Set task> Isolate every line in the data with the string "less" and copy it.
======== Data listing ========
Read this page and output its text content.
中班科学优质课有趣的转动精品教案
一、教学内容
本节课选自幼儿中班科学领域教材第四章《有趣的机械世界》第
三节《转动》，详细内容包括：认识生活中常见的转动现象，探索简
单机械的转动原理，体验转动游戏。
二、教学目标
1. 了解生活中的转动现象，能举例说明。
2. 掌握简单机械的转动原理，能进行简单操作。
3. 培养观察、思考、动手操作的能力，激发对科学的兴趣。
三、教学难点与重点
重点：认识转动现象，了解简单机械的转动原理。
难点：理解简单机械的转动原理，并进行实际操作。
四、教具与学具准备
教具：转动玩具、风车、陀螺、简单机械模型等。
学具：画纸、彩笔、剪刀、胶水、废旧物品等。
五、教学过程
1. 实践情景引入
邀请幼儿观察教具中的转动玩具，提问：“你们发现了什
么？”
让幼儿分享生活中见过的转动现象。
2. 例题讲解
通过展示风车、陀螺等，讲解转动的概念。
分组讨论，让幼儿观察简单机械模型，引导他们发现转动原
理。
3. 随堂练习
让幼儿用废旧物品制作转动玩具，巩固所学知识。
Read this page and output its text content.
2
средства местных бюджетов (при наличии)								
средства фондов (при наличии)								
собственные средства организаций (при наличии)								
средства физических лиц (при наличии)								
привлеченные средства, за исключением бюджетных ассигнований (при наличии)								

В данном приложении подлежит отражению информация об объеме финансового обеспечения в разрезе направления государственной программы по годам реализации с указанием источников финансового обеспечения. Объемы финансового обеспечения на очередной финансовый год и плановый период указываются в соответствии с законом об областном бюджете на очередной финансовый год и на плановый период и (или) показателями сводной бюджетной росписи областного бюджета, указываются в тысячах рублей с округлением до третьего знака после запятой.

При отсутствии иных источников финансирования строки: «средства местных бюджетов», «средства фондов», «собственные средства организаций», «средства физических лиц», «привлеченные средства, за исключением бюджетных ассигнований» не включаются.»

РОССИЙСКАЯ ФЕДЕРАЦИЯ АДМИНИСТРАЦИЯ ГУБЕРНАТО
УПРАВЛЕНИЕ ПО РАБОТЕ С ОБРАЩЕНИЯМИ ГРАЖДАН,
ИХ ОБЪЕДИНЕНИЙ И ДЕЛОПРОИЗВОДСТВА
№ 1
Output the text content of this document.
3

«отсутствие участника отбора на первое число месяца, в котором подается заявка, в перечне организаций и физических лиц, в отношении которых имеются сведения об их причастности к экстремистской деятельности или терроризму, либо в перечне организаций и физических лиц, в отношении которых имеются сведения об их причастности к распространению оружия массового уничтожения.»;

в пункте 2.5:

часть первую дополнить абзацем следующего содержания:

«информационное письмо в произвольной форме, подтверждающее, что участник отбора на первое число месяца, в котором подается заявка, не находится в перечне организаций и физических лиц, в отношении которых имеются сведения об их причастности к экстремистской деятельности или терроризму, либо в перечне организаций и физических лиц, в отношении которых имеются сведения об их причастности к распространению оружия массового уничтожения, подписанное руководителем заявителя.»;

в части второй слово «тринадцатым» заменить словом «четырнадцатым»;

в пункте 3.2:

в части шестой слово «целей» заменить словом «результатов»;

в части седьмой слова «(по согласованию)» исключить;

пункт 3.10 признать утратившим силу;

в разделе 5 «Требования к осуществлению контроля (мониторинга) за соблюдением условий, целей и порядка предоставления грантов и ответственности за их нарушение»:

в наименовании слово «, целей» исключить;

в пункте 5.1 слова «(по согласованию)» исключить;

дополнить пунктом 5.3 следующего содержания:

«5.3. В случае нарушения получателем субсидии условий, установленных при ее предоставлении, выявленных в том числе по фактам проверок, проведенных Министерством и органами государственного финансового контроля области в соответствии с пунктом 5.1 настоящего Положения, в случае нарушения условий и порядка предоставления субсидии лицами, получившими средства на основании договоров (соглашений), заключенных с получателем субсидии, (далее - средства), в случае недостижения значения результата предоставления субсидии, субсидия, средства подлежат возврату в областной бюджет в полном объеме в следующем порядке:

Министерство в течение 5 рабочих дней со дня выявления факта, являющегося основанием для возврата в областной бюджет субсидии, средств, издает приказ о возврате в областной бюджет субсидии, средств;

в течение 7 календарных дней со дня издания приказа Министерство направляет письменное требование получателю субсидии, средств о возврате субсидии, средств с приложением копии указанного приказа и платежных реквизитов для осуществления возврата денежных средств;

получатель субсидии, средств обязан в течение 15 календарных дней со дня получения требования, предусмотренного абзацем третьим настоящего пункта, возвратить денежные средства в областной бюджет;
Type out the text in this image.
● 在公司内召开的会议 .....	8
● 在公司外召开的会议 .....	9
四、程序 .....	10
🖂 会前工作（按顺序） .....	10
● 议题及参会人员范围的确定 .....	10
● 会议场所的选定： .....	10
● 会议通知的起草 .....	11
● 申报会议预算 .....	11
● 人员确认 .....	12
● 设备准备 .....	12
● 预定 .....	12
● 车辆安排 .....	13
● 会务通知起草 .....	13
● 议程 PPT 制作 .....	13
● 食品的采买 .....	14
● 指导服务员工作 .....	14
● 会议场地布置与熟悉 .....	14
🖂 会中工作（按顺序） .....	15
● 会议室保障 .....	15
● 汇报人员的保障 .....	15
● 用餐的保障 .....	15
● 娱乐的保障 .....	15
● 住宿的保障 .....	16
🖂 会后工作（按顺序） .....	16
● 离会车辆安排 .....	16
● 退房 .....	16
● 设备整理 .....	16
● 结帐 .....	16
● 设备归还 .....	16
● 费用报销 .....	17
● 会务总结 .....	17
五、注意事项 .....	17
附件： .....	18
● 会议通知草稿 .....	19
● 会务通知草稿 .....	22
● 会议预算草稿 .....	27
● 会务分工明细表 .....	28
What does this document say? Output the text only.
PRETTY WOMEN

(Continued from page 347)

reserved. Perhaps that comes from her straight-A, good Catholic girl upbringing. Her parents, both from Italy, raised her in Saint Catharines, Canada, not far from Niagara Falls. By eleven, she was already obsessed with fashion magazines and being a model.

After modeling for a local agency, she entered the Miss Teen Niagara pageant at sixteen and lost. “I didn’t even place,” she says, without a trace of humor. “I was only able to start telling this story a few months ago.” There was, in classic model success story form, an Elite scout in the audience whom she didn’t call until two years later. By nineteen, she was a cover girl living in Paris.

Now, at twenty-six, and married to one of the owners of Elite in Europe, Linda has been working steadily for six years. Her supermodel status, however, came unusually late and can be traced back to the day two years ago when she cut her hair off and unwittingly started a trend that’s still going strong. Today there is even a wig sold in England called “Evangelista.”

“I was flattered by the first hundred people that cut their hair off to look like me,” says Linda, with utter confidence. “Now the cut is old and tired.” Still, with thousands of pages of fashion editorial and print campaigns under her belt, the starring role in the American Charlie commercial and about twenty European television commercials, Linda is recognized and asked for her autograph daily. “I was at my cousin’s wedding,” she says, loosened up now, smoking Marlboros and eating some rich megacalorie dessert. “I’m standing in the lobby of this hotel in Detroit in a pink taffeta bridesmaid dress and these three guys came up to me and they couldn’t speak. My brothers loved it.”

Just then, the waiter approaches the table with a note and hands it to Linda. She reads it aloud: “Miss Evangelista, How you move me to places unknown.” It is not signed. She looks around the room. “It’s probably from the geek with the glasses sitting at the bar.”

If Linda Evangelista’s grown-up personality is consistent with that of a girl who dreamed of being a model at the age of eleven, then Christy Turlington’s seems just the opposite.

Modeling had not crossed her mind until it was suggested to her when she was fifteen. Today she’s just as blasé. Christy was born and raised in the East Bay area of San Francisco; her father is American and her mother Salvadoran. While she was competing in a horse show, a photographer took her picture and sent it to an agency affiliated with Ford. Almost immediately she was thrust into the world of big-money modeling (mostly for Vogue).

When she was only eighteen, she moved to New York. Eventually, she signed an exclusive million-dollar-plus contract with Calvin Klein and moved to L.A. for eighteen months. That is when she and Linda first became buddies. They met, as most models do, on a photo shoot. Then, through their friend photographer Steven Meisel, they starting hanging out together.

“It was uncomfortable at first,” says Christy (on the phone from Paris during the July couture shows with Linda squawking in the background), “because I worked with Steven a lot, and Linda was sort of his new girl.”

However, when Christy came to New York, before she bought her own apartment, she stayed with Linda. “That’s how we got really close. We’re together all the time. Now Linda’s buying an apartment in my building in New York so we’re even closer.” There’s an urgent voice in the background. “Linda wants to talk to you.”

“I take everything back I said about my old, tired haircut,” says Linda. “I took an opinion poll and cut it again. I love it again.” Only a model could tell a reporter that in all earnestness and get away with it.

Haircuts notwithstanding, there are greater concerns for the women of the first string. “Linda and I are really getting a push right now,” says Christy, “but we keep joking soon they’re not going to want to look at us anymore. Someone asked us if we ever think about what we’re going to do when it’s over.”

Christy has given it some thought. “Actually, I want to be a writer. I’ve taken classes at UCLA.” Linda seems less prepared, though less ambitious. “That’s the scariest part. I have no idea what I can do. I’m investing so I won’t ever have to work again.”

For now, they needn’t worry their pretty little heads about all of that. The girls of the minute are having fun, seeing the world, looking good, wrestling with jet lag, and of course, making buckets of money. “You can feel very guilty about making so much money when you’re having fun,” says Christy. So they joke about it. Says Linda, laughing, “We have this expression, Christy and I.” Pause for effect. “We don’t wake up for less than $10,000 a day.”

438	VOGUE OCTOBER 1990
========
Solution for this exercise>
Christy has given it some thought. “Actually, I want to be a writer. I’ve taken classes at UCLA.” Linda seems less prepared, though less ambitious. “That’s the scariest part. I have no idea what I can do. I’m investing so I won’t ever have to work again.”
For now, they needn’t worry their pretty little heads about all of that. The girls of the minute are having fun, seeing the world, looking good, wrestling with jet lag, and of course, making buckets of money. “You can feel very guilty about making so much money when you’re having fun,” says Christy. So they joke about it. Says Linda, laughing, “We have this expression, Christy and I.” Pause for effect. “We don’t wake up for less than $10,000 a day.”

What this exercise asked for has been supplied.